**Work to do:**
Rewrite the rows from the first one through the line containing "rust-spot [42,398,57,411]", changing "fox-spot" to "foxing-mark" and leaving everything else unchanged.

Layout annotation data
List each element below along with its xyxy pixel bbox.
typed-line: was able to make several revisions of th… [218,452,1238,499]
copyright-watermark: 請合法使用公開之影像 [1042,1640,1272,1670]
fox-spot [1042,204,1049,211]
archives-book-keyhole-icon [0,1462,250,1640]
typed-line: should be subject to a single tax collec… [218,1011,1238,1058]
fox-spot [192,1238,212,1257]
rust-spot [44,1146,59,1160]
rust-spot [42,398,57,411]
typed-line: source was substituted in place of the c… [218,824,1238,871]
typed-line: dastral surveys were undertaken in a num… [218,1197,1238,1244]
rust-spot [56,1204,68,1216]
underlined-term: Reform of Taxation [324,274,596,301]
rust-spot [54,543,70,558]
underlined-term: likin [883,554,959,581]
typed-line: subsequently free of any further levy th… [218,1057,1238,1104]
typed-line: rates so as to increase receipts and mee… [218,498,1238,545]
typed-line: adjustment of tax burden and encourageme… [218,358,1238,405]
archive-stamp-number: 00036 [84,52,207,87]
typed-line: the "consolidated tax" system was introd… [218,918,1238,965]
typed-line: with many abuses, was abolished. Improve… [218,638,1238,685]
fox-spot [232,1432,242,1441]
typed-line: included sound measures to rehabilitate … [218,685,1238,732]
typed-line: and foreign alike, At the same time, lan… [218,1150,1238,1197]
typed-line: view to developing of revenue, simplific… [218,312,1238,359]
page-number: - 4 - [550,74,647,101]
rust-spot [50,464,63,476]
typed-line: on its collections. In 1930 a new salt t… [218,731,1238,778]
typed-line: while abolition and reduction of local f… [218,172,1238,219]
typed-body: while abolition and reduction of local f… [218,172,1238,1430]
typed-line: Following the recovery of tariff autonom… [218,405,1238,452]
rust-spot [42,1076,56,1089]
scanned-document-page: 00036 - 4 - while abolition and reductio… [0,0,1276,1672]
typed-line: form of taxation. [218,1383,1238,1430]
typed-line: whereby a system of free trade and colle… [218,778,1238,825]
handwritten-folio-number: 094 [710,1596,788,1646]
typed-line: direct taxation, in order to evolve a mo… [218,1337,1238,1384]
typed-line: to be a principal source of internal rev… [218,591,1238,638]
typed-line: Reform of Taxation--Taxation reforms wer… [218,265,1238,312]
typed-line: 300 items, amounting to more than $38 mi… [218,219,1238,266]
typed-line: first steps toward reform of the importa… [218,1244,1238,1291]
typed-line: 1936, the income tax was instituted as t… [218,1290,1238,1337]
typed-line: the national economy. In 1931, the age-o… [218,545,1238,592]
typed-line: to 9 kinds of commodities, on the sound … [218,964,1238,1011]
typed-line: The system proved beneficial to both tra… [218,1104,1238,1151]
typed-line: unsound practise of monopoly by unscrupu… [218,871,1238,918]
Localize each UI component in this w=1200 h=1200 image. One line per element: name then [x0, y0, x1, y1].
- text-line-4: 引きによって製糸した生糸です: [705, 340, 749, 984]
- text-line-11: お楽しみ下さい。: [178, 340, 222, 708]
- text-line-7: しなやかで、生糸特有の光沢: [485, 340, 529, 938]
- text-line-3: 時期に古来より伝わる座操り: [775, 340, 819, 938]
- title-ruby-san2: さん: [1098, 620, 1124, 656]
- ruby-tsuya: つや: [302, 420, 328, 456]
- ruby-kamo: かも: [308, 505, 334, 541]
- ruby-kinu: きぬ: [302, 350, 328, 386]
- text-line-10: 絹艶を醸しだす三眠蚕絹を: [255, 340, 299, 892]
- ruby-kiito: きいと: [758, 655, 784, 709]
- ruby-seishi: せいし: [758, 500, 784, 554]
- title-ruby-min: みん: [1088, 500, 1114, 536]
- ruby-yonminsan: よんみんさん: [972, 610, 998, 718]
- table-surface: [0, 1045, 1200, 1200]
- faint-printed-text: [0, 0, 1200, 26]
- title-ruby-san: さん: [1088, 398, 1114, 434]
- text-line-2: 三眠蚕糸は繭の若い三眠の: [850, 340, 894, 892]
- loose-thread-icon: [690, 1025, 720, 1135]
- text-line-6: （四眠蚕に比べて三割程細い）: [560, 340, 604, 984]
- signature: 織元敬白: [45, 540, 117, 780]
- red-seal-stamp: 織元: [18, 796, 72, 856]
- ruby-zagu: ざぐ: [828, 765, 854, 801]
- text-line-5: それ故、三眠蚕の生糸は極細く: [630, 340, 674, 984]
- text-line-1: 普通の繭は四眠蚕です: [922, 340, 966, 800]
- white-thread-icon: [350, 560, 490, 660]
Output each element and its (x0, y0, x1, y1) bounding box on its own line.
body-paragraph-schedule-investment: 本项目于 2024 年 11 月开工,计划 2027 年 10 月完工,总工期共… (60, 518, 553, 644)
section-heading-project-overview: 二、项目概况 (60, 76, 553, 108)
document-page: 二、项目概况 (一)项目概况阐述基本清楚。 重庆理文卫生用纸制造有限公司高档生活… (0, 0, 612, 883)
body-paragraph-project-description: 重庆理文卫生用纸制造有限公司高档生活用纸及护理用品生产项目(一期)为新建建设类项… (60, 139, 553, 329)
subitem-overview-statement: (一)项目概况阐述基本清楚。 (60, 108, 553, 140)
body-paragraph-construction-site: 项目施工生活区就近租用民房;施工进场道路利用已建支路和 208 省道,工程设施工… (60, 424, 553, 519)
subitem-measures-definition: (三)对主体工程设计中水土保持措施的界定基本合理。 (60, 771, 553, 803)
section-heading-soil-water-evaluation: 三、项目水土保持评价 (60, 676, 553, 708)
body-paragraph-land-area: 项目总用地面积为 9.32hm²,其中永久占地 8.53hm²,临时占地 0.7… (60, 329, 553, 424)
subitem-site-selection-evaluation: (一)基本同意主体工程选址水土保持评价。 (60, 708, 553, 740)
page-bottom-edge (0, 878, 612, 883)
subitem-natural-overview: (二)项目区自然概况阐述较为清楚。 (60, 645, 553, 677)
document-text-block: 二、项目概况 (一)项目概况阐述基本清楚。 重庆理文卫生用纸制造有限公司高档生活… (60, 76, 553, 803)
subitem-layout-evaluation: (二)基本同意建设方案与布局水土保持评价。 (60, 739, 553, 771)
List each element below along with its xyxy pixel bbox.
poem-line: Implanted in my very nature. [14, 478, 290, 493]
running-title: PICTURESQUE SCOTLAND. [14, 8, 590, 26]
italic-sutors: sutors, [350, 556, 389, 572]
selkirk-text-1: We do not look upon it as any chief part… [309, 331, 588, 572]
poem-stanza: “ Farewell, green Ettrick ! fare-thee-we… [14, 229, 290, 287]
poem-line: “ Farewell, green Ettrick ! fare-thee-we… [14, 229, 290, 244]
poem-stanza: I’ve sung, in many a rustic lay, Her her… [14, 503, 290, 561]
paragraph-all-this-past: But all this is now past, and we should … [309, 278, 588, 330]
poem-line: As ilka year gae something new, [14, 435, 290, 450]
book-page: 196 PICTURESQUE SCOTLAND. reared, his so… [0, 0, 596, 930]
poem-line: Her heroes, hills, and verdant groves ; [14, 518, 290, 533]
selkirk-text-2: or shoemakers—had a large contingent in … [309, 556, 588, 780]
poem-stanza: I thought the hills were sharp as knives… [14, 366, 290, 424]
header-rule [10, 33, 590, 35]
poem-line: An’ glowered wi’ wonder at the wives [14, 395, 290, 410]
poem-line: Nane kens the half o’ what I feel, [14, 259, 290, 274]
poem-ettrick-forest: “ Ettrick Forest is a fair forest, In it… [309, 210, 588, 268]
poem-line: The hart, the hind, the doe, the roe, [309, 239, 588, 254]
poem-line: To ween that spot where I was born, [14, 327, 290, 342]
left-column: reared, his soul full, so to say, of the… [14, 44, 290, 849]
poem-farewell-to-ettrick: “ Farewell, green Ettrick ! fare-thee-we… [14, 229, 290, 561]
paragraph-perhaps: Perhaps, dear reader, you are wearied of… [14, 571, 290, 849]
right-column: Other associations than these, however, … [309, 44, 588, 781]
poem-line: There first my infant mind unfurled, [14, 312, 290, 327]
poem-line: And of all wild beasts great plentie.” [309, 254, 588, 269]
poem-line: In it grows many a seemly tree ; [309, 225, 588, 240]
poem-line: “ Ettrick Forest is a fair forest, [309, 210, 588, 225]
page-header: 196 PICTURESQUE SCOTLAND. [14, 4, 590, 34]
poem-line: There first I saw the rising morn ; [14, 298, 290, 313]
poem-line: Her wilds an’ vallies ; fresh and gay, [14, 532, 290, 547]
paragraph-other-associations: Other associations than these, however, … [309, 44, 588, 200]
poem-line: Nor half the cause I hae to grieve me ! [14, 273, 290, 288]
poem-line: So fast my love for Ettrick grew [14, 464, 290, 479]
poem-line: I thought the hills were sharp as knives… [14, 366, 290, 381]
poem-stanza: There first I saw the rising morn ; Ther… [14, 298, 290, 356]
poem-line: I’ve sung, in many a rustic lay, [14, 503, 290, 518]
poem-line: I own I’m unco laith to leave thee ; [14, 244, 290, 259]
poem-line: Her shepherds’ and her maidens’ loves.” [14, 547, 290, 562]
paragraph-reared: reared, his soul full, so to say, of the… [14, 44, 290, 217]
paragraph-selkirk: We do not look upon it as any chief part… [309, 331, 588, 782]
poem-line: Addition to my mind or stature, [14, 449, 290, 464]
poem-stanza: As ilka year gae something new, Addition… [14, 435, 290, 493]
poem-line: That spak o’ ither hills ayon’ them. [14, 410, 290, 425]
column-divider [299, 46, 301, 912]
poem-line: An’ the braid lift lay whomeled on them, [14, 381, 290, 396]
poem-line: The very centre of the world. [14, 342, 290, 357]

**Full response:**
List each element below along with its xyxy pixel bbox.
typed-line: was able to make several revisions of th… [218,452,1238,499]
copyright-watermark: 請合法使用公開之影像 [1042,1640,1272,1670]
foxing-mark [1042,204,1049,211]
archives-book-keyhole-icon [0,1462,250,1640]
typed-line: should be subject to a single tax collec… [218,1011,1238,1058]
foxing-mark [192,1238,212,1257]
rust-spot [44,1146,59,1160]
rust-spot [42,398,57,411]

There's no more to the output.